PROBLEM DETAILS =>
From the entries below, copy every line that holds the word "Locality".

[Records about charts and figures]
┌──

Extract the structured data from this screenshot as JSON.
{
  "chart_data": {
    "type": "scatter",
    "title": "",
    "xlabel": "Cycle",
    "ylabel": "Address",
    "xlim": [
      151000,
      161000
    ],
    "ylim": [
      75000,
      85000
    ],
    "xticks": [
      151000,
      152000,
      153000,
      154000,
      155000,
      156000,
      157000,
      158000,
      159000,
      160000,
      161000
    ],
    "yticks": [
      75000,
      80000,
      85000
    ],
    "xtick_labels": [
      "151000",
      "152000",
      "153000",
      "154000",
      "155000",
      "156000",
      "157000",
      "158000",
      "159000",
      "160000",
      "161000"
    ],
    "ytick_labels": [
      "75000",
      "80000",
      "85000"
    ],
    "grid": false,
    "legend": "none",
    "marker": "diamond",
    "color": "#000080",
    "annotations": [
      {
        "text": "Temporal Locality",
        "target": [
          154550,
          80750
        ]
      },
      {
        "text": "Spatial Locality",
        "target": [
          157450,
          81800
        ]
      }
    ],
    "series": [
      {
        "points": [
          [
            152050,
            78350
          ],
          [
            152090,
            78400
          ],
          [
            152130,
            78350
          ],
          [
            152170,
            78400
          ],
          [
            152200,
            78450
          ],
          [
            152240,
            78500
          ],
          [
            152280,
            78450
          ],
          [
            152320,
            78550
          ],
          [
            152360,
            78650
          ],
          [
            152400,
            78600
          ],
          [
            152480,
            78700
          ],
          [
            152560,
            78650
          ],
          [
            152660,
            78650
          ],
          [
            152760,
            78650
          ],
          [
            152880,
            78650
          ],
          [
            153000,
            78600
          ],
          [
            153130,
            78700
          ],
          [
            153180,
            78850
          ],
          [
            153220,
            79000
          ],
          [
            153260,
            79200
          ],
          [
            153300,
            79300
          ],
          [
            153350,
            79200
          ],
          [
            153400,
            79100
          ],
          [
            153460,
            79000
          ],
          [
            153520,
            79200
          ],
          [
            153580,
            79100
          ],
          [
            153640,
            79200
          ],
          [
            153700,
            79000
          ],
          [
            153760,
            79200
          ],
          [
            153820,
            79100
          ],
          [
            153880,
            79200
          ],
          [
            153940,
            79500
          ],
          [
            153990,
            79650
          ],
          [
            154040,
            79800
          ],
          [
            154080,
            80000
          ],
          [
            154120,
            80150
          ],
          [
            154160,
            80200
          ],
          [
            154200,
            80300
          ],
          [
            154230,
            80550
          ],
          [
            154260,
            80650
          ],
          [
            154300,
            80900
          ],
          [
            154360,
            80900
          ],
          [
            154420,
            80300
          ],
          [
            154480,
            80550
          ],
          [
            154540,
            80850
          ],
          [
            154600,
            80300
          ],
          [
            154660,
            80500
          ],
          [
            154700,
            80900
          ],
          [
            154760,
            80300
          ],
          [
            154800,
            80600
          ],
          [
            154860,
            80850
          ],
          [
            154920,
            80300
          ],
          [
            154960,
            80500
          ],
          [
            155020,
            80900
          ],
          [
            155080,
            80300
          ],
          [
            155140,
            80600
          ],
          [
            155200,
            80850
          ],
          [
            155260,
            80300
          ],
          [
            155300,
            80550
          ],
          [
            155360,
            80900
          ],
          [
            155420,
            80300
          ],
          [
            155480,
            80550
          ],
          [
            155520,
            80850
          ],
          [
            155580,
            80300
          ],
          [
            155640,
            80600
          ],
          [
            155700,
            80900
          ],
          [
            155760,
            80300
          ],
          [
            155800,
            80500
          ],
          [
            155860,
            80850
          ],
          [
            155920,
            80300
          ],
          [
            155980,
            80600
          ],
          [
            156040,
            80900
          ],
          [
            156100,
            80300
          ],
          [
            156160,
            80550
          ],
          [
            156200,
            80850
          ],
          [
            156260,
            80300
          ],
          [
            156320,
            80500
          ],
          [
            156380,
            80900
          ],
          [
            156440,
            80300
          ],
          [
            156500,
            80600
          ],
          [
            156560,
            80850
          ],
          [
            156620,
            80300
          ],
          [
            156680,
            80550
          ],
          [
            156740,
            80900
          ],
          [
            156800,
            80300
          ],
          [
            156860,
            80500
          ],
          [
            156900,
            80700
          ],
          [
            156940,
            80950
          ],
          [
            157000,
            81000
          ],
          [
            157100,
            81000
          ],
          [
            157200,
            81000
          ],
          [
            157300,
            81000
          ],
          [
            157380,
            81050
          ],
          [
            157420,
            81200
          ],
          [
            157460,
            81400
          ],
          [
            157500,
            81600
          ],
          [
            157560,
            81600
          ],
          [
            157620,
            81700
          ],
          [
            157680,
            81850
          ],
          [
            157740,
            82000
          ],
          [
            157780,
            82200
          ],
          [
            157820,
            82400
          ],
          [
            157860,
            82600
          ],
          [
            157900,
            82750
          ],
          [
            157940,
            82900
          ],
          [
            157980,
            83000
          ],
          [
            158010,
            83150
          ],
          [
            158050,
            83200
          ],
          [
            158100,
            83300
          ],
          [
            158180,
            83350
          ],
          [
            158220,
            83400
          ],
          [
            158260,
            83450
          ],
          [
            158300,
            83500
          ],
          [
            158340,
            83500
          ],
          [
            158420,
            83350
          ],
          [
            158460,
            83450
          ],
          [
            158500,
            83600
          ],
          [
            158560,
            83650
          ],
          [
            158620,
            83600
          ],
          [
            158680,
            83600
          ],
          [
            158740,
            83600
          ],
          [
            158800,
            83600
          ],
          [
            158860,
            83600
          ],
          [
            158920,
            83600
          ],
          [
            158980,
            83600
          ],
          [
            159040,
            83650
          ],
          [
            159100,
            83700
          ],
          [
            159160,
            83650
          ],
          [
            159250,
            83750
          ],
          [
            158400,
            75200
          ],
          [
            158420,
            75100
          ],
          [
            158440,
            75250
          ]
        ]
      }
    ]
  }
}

└──

ANSWER IN FULL =>
        "text": "Temporal Locality",
        "text": "Spatial Locality",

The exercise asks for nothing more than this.